### TASK BRIEF
Examine each line of the data. Copy those that contain the string "this".

Start of RECORDS FOR THE EXERCISE

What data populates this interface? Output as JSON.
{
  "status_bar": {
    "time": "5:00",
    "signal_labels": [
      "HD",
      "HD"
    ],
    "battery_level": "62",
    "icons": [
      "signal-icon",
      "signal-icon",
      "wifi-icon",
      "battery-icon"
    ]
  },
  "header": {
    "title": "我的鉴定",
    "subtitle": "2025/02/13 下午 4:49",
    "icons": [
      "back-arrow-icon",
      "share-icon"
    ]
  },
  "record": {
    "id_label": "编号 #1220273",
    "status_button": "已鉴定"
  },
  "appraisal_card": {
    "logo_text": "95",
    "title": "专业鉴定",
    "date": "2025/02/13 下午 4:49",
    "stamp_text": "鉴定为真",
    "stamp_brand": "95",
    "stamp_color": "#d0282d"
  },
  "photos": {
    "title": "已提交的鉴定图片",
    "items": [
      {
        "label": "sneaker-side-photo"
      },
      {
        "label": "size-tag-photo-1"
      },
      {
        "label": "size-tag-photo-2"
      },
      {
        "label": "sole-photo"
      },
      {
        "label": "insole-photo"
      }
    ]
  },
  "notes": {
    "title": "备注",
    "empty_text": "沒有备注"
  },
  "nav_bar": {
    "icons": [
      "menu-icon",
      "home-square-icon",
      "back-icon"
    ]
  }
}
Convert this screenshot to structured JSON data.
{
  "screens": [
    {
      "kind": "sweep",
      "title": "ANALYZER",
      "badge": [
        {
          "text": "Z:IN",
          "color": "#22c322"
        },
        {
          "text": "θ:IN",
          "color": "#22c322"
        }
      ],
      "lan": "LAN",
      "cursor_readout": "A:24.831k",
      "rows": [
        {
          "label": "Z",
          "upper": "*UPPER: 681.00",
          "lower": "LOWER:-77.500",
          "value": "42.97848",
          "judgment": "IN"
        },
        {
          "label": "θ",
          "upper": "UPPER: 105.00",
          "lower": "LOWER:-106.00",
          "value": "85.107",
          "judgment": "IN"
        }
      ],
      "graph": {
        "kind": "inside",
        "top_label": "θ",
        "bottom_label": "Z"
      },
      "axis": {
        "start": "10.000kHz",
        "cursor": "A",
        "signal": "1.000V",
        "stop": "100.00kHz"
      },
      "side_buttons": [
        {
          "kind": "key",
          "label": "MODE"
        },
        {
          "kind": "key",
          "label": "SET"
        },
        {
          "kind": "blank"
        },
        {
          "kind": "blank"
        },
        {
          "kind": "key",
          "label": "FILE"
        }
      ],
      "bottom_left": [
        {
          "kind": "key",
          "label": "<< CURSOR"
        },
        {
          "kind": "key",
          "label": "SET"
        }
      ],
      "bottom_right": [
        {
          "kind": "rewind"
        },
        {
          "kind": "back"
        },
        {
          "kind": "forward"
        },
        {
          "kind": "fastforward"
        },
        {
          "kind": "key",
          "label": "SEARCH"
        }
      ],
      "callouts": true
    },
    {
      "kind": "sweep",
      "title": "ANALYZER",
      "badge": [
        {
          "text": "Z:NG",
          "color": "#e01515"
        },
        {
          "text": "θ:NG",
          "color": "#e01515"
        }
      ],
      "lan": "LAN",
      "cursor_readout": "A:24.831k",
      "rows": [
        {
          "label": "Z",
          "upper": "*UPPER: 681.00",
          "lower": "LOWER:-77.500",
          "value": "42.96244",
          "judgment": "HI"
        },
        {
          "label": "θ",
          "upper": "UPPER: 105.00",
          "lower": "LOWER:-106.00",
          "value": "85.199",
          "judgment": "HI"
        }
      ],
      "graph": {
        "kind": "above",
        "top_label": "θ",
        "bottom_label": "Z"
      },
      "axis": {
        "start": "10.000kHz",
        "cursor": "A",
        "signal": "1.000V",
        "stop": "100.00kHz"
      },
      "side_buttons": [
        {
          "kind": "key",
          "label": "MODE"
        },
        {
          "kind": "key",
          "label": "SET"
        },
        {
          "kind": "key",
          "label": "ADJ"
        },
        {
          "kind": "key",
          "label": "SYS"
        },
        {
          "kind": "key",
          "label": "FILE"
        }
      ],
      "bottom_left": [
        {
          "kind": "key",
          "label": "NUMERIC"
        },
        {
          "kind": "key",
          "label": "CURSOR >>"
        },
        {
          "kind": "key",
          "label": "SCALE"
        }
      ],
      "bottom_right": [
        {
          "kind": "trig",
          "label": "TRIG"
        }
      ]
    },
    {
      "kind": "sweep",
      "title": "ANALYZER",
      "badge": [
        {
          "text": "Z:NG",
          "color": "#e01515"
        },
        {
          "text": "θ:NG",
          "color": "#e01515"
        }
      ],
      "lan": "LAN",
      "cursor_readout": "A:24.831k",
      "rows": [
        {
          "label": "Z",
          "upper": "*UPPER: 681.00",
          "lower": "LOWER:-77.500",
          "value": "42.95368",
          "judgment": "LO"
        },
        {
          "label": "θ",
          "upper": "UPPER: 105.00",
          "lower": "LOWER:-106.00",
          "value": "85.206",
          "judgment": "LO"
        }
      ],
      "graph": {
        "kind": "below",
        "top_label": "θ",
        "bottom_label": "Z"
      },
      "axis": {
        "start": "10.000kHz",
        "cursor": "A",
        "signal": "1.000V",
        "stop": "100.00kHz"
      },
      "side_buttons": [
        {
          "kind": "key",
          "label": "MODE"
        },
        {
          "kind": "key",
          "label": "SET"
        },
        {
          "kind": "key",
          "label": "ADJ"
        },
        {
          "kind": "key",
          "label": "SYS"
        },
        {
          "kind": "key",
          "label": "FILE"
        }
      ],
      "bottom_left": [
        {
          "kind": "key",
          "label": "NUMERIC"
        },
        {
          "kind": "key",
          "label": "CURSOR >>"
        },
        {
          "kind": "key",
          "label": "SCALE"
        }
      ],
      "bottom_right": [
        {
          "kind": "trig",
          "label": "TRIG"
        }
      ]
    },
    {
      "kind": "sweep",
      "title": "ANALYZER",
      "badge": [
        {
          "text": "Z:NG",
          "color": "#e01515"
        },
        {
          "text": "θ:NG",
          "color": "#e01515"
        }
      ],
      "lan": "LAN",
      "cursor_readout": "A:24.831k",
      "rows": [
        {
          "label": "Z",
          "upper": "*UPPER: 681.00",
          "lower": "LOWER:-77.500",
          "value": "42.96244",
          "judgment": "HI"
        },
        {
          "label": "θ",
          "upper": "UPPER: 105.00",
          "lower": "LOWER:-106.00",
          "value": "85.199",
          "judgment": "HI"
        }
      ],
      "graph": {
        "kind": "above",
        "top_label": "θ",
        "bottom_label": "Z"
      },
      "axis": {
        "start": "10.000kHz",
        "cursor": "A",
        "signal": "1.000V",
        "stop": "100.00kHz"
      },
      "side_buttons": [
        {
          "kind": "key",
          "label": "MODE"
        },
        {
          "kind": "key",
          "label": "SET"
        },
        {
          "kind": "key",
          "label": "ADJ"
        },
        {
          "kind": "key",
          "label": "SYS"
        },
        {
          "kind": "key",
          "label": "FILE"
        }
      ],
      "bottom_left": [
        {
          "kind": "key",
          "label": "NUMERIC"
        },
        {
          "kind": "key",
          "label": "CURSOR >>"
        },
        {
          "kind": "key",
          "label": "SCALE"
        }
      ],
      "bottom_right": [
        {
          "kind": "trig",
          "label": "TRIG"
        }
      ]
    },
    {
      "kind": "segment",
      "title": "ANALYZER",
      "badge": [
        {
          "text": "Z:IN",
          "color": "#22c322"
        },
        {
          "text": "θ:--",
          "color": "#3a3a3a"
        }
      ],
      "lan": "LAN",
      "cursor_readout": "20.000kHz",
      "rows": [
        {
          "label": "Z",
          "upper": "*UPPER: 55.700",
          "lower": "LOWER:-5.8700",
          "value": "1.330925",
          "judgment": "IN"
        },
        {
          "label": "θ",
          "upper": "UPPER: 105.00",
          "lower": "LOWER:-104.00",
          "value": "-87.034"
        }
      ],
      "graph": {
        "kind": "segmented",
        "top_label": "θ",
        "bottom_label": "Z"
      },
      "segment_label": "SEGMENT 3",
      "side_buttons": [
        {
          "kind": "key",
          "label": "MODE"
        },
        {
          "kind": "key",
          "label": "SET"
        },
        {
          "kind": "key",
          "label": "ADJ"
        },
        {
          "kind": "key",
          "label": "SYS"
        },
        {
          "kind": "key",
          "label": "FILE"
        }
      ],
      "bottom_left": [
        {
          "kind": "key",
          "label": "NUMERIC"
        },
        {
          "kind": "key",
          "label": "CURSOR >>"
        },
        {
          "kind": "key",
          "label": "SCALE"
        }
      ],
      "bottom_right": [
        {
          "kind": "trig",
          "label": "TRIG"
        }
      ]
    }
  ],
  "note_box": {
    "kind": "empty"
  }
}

End of RECORDS FOR THE EXERCISE

### FULL SOLUTION
What data populates this interface? Output as JSON.
Convert this screenshot to structured JSON data.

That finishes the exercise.